**OBJECTIVE**
Repeat the entries starting at the line that contains "url-prefix: www. <box>33 4 66 20</box>" and ending at the line that contains "field-label: PSČ <box>18 261 223 280</box>", with both included, reproducing them without any change.

**Stored records**
>>>>>
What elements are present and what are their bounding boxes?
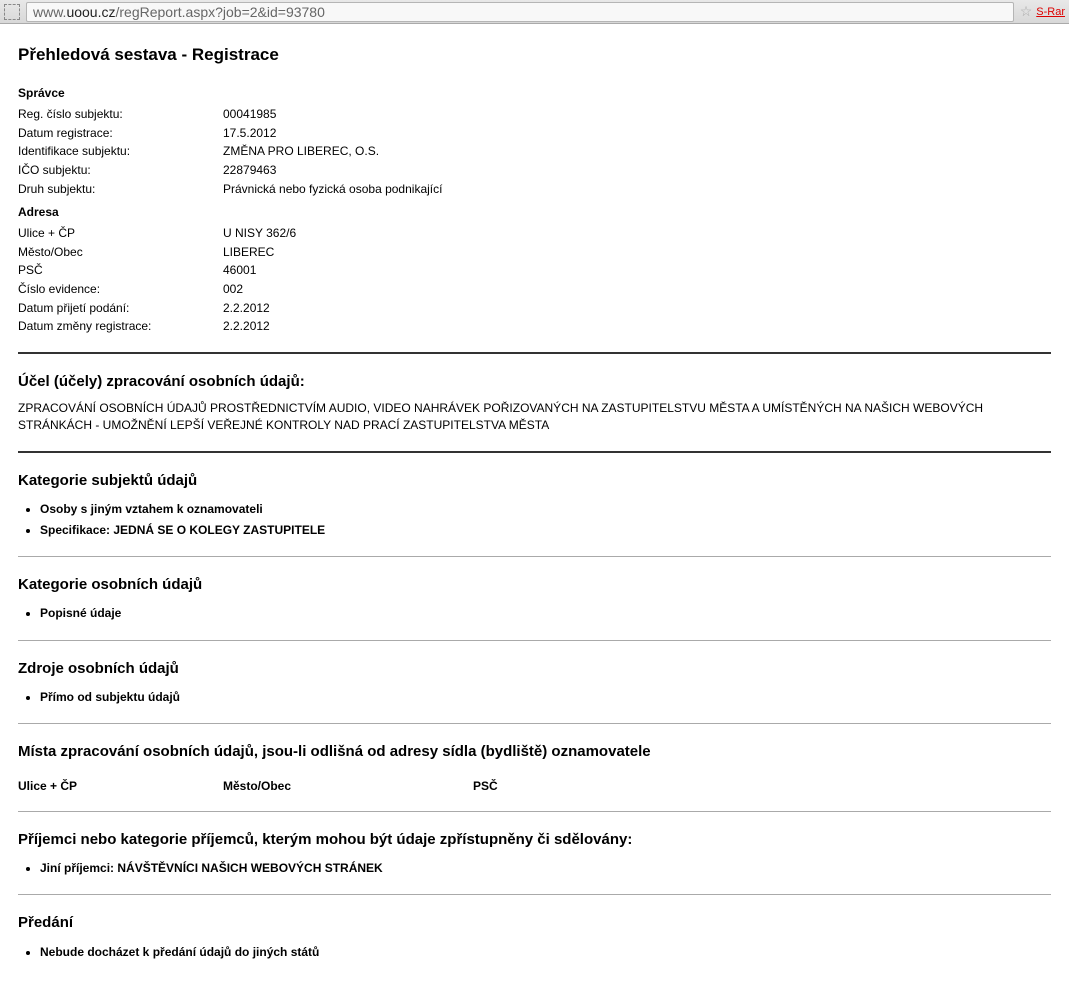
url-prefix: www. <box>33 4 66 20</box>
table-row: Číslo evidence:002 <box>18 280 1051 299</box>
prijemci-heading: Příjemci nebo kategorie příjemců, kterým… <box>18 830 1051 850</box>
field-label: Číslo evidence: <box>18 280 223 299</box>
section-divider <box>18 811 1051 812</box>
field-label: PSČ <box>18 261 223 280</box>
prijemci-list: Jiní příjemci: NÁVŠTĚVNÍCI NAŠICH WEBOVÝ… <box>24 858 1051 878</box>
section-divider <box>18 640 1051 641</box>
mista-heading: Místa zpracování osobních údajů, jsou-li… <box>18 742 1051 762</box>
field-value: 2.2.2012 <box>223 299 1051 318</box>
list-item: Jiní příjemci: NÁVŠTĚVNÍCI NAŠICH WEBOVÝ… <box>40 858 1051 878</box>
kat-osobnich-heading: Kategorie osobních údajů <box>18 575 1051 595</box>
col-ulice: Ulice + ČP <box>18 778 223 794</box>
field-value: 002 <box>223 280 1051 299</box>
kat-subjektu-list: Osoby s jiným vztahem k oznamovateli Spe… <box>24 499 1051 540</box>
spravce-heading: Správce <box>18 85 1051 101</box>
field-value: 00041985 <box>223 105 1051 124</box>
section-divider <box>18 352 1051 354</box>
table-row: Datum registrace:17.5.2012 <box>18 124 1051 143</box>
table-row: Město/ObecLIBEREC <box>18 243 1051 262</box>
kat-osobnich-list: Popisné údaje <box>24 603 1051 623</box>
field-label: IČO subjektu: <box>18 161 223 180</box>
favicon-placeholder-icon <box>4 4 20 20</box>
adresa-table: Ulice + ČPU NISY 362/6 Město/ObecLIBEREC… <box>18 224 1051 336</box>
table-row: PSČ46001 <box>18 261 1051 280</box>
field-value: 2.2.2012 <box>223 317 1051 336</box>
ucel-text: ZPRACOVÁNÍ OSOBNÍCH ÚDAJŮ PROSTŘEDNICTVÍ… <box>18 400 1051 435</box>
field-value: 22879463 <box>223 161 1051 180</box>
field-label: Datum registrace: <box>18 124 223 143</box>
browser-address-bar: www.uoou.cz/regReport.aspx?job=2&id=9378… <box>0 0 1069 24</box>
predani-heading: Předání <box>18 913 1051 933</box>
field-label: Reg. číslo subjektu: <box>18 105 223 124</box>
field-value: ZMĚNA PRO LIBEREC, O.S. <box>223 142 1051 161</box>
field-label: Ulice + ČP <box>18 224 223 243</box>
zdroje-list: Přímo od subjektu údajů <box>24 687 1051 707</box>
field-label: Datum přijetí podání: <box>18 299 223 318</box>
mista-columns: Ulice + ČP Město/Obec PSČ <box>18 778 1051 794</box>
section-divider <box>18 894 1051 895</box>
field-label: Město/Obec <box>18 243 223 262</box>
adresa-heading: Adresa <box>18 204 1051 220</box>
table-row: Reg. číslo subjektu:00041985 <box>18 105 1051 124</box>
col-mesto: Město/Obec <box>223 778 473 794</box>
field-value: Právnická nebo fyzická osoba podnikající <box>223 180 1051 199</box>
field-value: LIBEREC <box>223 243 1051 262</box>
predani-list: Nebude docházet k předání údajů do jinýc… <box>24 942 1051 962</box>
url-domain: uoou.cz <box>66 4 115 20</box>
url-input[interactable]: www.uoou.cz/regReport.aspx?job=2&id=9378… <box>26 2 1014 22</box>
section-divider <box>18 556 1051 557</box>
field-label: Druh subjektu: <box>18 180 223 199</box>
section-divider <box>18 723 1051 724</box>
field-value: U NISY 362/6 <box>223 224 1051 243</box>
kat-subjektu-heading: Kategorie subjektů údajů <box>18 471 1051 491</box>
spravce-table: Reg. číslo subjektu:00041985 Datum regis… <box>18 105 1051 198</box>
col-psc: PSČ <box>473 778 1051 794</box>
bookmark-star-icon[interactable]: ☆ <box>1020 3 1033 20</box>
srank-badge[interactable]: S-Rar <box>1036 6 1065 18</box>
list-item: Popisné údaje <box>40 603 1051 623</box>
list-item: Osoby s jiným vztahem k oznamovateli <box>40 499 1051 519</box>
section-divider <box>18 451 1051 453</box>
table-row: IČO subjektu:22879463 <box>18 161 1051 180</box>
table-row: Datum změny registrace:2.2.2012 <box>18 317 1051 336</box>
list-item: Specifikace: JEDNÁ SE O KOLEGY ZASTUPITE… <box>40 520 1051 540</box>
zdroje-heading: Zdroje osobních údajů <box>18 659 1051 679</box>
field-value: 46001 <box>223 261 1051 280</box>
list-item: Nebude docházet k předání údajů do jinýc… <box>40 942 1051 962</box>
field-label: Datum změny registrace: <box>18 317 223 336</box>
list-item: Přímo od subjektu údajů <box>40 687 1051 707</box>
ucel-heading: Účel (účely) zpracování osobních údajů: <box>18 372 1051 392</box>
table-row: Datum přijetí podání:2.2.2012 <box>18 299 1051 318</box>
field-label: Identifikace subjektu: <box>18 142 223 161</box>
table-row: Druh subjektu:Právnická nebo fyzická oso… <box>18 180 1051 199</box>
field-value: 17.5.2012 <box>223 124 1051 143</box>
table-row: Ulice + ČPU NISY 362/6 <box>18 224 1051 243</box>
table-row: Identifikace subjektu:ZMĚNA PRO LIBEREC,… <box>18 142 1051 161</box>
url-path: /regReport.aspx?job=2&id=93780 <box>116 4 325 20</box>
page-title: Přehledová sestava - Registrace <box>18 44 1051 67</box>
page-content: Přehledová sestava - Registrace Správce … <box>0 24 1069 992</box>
<<<<<
>>>>>
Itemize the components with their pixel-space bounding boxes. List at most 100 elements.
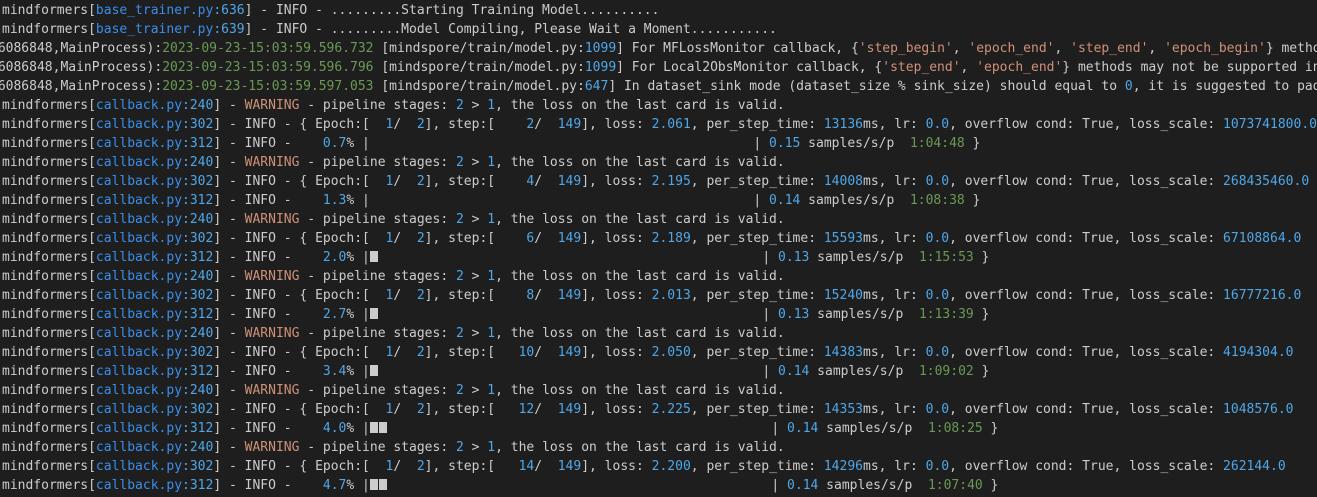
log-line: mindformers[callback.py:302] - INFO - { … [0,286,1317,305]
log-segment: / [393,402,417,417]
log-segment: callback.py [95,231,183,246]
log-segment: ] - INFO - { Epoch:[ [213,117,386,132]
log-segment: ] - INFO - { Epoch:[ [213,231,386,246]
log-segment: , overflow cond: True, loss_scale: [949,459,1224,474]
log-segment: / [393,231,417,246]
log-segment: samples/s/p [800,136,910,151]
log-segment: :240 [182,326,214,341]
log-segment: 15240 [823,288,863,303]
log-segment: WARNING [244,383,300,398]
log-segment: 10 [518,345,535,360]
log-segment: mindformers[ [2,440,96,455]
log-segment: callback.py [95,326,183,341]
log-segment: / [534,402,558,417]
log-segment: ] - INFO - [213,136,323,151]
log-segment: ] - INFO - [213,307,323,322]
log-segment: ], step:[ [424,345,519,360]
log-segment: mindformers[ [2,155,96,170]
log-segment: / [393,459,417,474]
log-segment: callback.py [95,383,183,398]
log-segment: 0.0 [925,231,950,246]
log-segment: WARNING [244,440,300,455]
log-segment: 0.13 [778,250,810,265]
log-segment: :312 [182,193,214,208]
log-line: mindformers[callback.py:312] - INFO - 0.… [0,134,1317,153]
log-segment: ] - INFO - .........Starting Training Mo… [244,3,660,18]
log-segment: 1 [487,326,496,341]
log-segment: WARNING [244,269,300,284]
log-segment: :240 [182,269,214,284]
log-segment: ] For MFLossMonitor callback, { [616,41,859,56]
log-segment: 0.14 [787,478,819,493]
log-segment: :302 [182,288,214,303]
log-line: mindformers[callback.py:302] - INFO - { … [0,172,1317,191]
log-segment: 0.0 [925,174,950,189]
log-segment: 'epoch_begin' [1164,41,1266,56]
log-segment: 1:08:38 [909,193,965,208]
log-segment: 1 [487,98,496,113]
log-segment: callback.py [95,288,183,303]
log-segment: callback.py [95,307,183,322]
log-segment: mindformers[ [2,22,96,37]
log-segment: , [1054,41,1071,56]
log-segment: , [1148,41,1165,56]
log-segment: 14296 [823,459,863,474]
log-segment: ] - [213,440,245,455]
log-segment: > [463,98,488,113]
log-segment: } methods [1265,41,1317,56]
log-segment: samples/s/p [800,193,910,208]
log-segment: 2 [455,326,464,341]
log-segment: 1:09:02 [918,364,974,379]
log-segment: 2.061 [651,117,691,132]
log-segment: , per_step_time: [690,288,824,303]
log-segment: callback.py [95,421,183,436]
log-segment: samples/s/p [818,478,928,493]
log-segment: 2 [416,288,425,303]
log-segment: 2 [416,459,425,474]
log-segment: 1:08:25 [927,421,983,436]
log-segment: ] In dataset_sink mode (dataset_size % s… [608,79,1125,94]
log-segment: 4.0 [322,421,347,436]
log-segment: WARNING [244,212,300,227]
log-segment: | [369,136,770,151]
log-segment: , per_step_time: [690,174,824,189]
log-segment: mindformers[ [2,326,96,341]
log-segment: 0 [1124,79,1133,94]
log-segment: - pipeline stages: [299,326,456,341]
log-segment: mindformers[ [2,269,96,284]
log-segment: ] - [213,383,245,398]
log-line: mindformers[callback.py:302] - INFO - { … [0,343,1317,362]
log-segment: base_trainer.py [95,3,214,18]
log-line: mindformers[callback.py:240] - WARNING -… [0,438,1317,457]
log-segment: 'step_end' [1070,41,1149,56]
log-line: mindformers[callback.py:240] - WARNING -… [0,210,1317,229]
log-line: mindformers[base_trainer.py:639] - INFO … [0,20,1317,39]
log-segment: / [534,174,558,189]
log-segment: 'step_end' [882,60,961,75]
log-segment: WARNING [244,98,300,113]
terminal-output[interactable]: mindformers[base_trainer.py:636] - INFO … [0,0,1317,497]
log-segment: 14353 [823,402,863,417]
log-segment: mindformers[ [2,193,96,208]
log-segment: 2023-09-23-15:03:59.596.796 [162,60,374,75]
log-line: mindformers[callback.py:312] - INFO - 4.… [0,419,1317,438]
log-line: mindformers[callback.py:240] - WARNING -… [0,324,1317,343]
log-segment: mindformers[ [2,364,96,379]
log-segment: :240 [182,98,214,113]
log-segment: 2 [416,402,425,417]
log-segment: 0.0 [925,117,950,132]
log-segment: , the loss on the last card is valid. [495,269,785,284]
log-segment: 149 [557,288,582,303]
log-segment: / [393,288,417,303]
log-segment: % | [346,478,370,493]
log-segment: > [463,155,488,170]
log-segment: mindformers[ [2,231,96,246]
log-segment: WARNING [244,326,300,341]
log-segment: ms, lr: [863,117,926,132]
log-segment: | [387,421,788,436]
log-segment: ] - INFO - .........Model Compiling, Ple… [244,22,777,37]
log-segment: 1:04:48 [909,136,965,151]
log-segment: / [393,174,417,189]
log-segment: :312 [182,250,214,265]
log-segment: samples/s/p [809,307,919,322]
<<<<<
**TASK ANSWER**
url-prefix: www. <box>33 4 66 20</box>
table-row: Číslo evidence:002 <box>18 280 1051 299</box>
prijemci-heading: Příjemci nebo kategorie příjemců, kterým… <box>18 830 1051 850</box>
field-label: Číslo evidence: <box>18 280 223 299</box>
section-divider <box>18 811 1051 812</box>
field-label: PSČ <box>18 261 223 280</box>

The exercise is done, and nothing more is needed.